- [THE EXERCISE]: Set down each entry from the block beneath, exactly as written.

- [DATASET ROWS]:
● ● ● ● ●

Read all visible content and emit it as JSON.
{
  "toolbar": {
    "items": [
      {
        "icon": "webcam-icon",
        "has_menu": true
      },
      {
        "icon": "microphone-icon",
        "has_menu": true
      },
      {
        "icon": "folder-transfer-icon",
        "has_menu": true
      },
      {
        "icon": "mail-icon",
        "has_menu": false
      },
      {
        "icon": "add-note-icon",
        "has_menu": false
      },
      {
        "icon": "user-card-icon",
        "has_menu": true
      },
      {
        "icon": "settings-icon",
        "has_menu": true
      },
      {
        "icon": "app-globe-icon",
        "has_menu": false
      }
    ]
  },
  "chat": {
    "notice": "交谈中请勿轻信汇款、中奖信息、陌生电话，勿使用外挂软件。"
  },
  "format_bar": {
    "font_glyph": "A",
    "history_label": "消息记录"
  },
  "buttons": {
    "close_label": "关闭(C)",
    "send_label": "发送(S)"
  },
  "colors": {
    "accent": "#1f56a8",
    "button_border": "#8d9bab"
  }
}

● ● ● ● ●

- [WRITTEN REPLY]:
Read all visible content and emit it as JSON.
{
  "toolbar": {
    "items": [
      {
        "icon": "webcam-icon",
        "has_menu": true
      },
      {
        "icon": "microphone-icon",
        "has_menu": true
      },
      {
        "icon": "folder-transfer-icon",
        "has_menu": true
      },
      {
        "icon": "mail-icon",
        "has_menu": false
      },
      {
        "icon": "add-note-icon",
        "has_menu": false
      },
      {
        "icon": "user-card-icon",
        "has_menu": true
      },
      {
        "icon": "settings-icon",
        "has_menu": true
      },
      {
        "icon": "app-globe-icon",
        "has_menu": false
      }
    ]
  },
  "chat": {
    "notice": "交谈中请勿轻信汇款、中奖信息、陌生电话，勿使用外挂软件。"
  },
  "format_bar": {
    "font_glyph": "A",
    "history_label": "消息记录"
  },
  "buttons": {
    "close_label": "关闭(C)",
    "send_label": "发送(S)"
  },
  "colors": {
    "accent": "#1f56a8",
    "button_border": "#8d9bab"
  }
}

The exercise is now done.